_Given request:_ Reproduce the items from the line containing "data-point <box>274 514 280 521</box>" through the line containing "data-point <box>433 438 439 444</box>", including both of those lines, and nothing else.
>>
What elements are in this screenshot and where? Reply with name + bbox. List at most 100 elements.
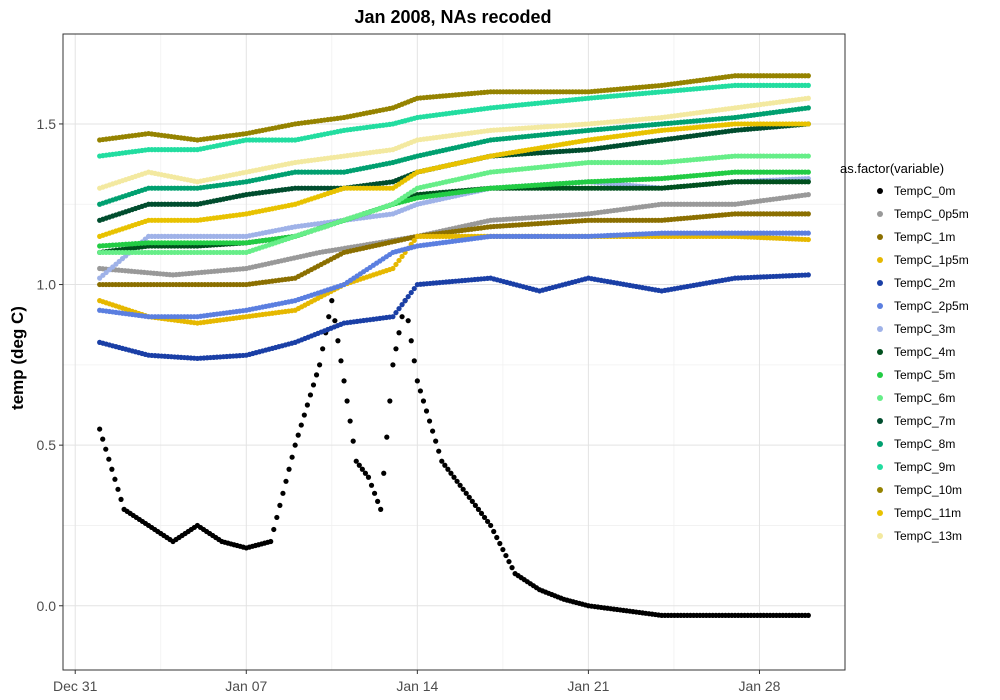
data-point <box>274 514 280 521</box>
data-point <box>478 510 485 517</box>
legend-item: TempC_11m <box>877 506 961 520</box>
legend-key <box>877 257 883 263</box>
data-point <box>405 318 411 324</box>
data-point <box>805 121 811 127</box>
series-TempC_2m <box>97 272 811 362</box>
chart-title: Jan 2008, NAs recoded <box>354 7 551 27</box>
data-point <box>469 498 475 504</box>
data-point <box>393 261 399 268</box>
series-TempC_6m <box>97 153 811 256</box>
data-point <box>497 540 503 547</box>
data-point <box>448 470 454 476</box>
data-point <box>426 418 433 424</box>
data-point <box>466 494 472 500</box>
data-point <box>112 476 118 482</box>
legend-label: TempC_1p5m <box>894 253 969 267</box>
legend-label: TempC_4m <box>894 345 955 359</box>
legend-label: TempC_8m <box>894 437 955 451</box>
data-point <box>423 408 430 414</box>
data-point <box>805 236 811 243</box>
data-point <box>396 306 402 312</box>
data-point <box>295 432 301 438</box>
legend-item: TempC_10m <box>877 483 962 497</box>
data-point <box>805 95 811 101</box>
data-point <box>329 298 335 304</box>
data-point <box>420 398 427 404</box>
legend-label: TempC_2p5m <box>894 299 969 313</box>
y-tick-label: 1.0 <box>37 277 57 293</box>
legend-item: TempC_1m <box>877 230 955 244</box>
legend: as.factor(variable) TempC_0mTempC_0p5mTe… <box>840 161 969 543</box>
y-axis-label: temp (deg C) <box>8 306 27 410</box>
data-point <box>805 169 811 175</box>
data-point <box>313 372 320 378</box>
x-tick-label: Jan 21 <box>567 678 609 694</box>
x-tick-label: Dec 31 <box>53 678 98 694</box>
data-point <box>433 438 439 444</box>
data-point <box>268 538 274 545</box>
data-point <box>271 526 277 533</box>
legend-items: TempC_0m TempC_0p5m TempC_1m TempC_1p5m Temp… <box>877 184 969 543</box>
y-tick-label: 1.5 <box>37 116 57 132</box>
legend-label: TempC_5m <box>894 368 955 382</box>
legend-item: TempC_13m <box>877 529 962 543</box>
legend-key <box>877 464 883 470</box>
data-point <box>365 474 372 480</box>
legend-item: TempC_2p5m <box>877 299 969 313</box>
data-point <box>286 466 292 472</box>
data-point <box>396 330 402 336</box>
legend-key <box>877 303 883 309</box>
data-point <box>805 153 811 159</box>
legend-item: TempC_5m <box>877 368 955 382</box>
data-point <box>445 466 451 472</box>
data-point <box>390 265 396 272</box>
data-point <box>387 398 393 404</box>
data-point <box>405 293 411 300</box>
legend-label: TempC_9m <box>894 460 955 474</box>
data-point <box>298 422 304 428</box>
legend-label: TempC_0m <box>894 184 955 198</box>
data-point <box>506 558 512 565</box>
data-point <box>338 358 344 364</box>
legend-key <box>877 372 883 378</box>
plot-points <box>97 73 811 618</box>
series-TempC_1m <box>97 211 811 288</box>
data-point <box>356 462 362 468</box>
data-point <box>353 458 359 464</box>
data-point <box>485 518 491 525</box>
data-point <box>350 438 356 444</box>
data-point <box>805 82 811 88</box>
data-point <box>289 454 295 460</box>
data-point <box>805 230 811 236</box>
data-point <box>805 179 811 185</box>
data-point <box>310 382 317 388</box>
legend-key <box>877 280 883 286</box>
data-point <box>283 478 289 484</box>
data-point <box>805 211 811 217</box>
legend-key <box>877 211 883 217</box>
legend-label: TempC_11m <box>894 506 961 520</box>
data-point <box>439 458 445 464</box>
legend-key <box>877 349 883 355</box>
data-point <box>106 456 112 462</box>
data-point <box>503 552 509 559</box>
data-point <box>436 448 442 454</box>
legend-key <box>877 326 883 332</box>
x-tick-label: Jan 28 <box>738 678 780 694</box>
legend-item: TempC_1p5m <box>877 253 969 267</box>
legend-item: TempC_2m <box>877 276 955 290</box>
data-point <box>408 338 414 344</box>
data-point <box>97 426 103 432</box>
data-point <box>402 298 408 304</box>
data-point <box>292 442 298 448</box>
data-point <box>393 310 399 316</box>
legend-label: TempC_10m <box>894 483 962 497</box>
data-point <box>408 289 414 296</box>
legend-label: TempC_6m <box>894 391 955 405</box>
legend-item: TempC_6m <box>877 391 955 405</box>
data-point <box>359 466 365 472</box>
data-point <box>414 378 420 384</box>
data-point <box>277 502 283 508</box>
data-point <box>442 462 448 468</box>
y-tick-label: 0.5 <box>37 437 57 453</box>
<<
>>
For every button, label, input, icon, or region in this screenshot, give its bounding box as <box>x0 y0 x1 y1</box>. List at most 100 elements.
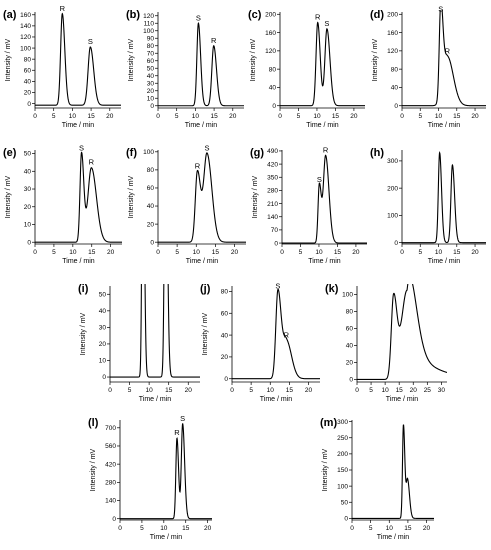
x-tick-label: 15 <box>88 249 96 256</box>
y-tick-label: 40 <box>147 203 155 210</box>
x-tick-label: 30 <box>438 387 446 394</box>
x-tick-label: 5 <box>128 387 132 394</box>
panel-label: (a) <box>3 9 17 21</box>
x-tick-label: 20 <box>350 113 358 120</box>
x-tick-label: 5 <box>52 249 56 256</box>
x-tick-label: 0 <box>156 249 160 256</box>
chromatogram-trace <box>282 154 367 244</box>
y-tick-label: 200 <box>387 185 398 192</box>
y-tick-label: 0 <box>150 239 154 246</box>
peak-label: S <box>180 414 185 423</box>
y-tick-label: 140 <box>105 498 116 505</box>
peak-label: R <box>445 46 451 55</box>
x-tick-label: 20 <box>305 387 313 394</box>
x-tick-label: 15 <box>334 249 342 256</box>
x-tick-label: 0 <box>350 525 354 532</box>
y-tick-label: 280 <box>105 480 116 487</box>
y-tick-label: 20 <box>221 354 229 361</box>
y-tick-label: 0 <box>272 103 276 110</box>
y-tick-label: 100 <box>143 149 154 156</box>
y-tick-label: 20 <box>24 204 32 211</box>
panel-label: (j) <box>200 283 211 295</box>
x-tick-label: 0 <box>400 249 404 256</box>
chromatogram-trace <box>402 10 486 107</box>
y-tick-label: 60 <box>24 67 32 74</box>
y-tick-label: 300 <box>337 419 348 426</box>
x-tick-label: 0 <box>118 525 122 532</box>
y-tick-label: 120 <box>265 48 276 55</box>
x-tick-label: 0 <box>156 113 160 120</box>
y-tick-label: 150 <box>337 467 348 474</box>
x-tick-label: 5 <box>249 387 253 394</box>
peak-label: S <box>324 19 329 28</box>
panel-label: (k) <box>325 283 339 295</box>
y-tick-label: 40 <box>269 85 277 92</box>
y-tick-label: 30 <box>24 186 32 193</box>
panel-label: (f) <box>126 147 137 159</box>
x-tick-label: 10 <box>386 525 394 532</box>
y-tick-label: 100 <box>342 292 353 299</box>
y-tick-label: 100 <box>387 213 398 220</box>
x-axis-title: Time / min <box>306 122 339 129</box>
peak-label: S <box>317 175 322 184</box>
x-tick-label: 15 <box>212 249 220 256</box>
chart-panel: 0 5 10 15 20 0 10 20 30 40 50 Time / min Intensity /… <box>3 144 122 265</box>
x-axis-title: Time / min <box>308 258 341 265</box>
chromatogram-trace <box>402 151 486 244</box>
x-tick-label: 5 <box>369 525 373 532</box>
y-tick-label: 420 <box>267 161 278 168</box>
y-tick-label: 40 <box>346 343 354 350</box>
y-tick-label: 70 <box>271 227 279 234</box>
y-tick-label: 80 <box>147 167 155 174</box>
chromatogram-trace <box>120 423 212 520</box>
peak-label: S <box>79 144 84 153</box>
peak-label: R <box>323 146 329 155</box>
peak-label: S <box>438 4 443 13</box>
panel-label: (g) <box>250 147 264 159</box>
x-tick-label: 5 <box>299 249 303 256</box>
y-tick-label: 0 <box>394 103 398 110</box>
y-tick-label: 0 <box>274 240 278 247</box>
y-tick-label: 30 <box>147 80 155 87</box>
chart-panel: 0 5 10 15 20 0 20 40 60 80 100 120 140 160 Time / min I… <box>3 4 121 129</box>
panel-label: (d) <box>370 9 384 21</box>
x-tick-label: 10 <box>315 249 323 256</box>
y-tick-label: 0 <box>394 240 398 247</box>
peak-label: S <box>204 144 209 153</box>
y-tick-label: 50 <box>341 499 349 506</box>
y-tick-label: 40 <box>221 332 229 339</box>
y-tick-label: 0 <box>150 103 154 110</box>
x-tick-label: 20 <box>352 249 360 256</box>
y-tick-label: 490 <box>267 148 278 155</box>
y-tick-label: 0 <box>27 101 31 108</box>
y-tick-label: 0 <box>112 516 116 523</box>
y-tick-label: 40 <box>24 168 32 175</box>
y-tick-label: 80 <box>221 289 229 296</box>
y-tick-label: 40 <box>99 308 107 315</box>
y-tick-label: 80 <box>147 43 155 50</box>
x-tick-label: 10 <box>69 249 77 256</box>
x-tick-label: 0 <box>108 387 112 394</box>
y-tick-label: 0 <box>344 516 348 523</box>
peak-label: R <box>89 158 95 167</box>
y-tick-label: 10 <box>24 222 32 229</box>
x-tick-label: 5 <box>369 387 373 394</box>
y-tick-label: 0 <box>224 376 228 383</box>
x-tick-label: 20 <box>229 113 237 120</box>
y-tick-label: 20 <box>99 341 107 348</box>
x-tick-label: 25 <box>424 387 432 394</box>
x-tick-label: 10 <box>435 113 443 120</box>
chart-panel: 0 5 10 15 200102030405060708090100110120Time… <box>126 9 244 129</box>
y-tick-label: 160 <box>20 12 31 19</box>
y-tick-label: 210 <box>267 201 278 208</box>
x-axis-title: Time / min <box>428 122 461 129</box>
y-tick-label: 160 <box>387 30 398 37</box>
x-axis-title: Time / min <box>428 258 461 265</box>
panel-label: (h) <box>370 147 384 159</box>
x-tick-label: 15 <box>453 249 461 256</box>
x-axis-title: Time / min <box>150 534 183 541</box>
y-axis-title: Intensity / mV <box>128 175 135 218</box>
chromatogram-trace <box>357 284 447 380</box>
<<
>>
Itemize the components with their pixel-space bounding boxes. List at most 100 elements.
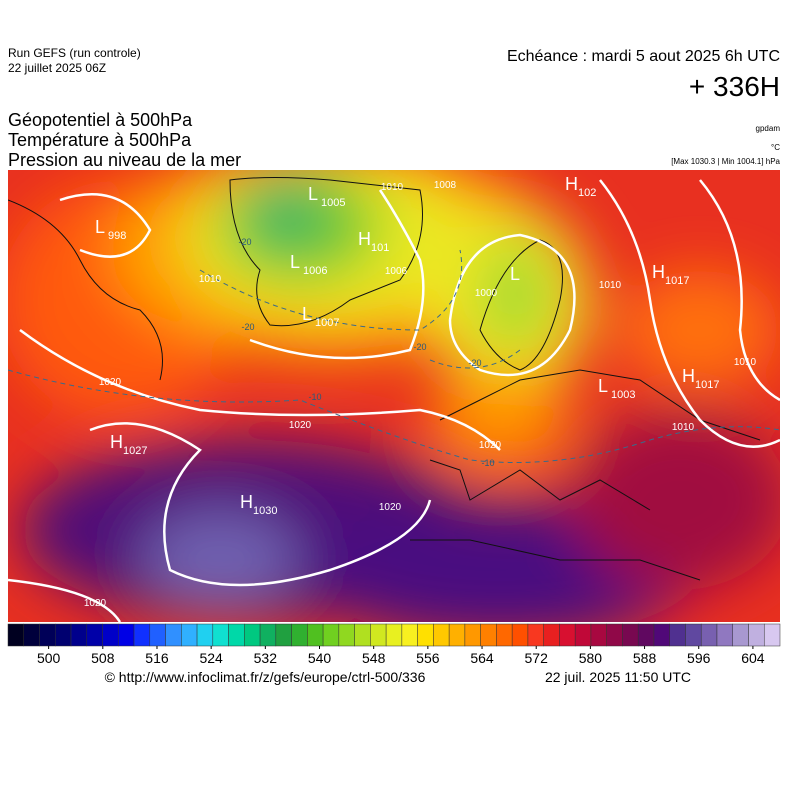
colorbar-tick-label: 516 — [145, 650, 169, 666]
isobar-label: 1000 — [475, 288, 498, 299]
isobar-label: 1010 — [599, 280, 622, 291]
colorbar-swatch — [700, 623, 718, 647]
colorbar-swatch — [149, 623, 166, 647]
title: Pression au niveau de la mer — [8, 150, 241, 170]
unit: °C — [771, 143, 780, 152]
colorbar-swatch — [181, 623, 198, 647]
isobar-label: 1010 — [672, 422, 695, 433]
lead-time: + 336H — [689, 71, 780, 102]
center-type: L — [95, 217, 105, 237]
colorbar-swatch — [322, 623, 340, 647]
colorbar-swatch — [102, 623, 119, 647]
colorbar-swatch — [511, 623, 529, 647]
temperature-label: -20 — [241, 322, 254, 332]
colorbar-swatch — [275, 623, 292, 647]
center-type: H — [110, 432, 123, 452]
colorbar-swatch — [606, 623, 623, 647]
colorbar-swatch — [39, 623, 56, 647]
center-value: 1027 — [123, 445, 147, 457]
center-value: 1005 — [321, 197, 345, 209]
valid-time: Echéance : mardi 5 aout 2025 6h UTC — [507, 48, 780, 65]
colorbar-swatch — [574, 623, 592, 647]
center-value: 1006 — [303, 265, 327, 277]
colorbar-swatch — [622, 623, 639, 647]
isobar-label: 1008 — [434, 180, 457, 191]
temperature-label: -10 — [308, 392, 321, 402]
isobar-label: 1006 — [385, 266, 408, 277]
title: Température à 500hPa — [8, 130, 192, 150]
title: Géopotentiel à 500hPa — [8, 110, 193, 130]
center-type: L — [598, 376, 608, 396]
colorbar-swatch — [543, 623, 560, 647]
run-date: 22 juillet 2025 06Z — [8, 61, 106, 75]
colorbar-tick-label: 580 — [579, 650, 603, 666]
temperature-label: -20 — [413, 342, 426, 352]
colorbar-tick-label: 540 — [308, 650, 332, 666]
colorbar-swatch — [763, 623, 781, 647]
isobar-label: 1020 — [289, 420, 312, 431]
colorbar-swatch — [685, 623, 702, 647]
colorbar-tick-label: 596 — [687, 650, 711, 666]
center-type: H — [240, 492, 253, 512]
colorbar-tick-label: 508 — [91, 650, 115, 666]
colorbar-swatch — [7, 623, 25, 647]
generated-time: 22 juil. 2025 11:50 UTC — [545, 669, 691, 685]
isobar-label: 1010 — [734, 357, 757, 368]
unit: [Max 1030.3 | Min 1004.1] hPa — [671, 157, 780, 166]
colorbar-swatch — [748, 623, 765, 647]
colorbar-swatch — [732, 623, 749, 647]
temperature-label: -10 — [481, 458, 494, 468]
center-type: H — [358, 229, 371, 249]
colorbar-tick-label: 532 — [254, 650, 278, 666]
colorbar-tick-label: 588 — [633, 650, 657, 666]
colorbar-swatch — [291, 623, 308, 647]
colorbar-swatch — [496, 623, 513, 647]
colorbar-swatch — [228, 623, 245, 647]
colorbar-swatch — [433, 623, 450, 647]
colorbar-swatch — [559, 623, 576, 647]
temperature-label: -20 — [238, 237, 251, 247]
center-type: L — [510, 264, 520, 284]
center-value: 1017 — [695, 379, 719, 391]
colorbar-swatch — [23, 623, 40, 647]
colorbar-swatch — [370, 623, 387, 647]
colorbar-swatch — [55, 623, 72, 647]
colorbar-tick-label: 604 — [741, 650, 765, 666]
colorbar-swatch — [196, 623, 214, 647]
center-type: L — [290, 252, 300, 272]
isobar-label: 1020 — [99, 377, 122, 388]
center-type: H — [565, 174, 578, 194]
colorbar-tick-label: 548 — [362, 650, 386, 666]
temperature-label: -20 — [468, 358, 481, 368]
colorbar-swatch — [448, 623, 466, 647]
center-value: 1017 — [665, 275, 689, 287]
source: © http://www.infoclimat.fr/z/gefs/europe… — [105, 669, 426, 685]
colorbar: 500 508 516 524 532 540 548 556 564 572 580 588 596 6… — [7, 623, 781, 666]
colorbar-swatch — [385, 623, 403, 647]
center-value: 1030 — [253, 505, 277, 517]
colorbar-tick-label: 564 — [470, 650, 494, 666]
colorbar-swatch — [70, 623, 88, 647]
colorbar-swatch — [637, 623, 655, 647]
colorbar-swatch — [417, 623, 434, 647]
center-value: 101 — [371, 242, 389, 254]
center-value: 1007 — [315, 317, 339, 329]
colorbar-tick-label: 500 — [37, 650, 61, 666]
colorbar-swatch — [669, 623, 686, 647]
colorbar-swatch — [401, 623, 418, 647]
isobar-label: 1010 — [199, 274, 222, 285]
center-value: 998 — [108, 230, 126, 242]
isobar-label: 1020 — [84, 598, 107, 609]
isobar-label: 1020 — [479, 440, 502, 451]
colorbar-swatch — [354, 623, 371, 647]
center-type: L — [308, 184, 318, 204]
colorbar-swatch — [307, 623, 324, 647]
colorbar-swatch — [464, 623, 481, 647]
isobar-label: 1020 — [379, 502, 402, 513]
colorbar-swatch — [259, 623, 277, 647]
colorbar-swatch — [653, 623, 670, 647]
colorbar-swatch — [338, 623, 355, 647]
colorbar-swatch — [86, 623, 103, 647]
<<
_Solution for this problem:_
data-point <box>274 514 280 521</box>
data-point <box>478 510 485 517</box>
legend-item: TempC_11m <box>877 506 961 520</box>
legend-key <box>877 257 883 263</box>
data-point <box>405 318 411 324</box>
data-point <box>805 121 811 127</box>
series-TempC_2m <box>97 272 811 362</box>
chart-title: Jan 2008, NAs recoded <box>354 7 551 27</box>
data-point <box>469 498 475 504</box>
data-point <box>393 261 399 268</box>
series-TempC_6m <box>97 153 811 256</box>
data-point <box>497 540 503 547</box>
data-point <box>448 470 454 476</box>
data-point <box>426 418 433 424</box>
data-point <box>466 494 472 500</box>
data-point <box>112 476 118 482</box>
legend-label: TempC_1p5m <box>894 253 969 267</box>
legend-label: TempC_4m <box>894 345 955 359</box>
legend-label: TempC_8m <box>894 437 955 451</box>
data-point <box>423 408 430 414</box>
data-point <box>805 236 811 243</box>
data-point <box>396 306 402 312</box>
data-point <box>295 432 301 438</box>
legend-item: TempC_10m <box>877 483 962 497</box>
data-point <box>805 95 811 101</box>
data-point <box>329 298 335 304</box>
data-point <box>420 398 427 404</box>
legend-label: TempC_2p5m <box>894 299 969 313</box>
y-tick-label: 1.0 <box>37 277 57 293</box>
legend-item: TempC_1m <box>877 230 955 244</box>
legend: as.factor(variable) TempC_0mTempC_0p5mTe… <box>840 161 969 543</box>
y-axis-label: temp (deg C) <box>8 306 27 410</box>
data-point <box>805 169 811 175</box>
data-point <box>313 372 320 378</box>
x-tick-label: Jan 21 <box>567 678 609 694</box>
x-tick-label: Dec 31 <box>53 678 98 694</box>
data-point <box>433 438 439 444</box>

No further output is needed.